Written problem
Please repeat all of the lines that follow, exactly as written.

Data entries
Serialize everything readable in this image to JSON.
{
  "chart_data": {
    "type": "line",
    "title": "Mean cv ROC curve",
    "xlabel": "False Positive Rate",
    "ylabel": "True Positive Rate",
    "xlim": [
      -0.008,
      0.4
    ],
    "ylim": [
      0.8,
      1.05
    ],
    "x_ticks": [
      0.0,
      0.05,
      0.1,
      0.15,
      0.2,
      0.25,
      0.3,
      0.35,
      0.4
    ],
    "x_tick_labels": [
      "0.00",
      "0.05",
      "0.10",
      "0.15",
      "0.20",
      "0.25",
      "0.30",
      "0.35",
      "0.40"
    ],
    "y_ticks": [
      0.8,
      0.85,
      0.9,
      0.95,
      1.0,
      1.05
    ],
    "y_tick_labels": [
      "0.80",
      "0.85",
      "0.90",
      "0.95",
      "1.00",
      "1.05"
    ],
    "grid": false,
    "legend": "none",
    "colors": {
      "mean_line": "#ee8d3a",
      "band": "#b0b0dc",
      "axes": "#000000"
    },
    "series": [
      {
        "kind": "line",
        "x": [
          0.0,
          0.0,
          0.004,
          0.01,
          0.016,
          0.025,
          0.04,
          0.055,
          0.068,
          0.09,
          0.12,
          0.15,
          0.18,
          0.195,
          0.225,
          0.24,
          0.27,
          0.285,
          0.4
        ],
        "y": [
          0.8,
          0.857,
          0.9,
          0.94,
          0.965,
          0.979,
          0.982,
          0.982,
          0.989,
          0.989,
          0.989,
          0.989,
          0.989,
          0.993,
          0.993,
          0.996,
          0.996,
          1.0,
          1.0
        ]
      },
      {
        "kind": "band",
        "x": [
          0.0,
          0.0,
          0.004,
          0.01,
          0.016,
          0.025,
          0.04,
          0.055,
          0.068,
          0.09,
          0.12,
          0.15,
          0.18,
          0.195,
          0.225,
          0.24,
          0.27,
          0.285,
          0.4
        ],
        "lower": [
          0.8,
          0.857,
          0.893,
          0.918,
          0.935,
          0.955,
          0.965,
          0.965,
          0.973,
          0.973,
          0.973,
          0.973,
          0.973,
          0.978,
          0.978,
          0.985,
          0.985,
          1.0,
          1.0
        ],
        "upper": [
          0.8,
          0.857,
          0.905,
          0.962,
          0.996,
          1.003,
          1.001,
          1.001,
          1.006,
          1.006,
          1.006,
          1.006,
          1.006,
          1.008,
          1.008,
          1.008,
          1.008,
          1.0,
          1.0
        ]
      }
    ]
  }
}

Task response
Serialize everything readable in this image to JSON.
{
  "chart_data": {
    "type": "line",
    "title": "Mean cv ROC curve",
    "xlabel": "False Positive Rate",
    "ylabel": "True Positive Rate",
    "xlim": [
      -0.008,
      0.4
    ],
    "ylim": [
      0.8,
      1.05
    ],
    "x_ticks": [
      0.0,
      0.05,
      0.1,
      0.15,
      0.2,
      0.25,
      0.3,
      0.35,
      0.4
    ],
    "x_tick_labels": [
      "0.00",
      "0.05",
      "0.10",
      "0.15",
      "0.20",
      "0.25",
      "0.30",
      "0.35",
      "0.40"
    ],
    "y_ticks": [
      0.8,
      0.85,
      0.9,
      0.95,
      1.0,
      1.05
    ],
    "y_tick_labels": [
      "0.80",
      "0.85",
      "0.90",
      "0.95",
      "1.00",
      "1.05"
    ],
    "grid": false,
    "legend": "none",
    "colors": {
      "mean_line": "#ee8d3a",
      "band": "#b0b0dc",
      "axes": "#000000"
    },
    "series": [
      {
        "kind": "line",
        "x": [
          0.0,
          0.0,
          0.004,
          0.01,
          0.016,
          0.025,
          0.04,
          0.055,
          0.068,
          0.09,
          0.12,
          0.15,
          0.18,
          0.195,
          0.225,
          0.24,
          0.27,
          0.285,
          0.4
        ],
        "y": [
          0.8,
          0.857,
          0.9,
          0.94,
          0.965,
          0.979,
          0.982,
          0.982,
          0.989,
          0.989,
          0.989,
          0.989,
          0.989,
          0.993,
          0.993,
          0.996,
          0.996,
          1.0,
          1.0
        ]
      },
      {
        "kind": "band",
        "x": [
          0.0,
          0.0,
          0.004,
          0.01,
          0.016,
          0.025,
          0.04,
          0.055,
          0.068,
          0.09,
          0.12,
          0.15,
          0.18,
          0.195,
          0.225,
          0.24,
          0.27,
          0.285,
          0.4
        ],
        "lower": [
          0.8,
          0.857,
          0.893,
          0.918,
          0.935,
          0.955,
          0.965,
          0.965,
          0.973,
          0.973,
          0.973,
          0.973,
          0.973,
          0.978,
          0.978,
          0.985,
          0.985,
          1.0,
          1.0
        ],
        "upper": [
          0.8,
          0.857,
          0.905,
          0.962,
          0.996,
          1.003,
          1.001,
          1.001,
          1.006,
          1.006,
          1.006,
          1.006,
          1.006,
          1.008,
          1.008,
          1.008,
          1.008,
          1.0,
          1.0
        ]
      }
    ]
  }
}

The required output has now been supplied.